* Start Dataset records *

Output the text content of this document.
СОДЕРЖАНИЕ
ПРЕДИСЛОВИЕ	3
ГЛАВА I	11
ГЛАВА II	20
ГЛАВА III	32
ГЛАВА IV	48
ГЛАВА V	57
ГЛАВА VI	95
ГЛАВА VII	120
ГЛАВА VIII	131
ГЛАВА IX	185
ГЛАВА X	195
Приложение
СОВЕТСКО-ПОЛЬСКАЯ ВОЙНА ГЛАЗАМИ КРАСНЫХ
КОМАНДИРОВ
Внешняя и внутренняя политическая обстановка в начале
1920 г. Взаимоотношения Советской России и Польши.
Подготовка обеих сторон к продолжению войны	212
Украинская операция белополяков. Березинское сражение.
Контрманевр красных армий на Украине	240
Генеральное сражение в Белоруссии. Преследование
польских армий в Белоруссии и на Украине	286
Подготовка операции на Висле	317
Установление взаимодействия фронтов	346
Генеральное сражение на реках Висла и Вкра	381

* End Dataset records *

> _Goal_
Which lines hold the word "Белоруссии"? Return all of them from the records above.

> _Exercise response_
Генеральное сражение в Белоруссии. Преследование
польских армий в Белоруссии и на Украине	286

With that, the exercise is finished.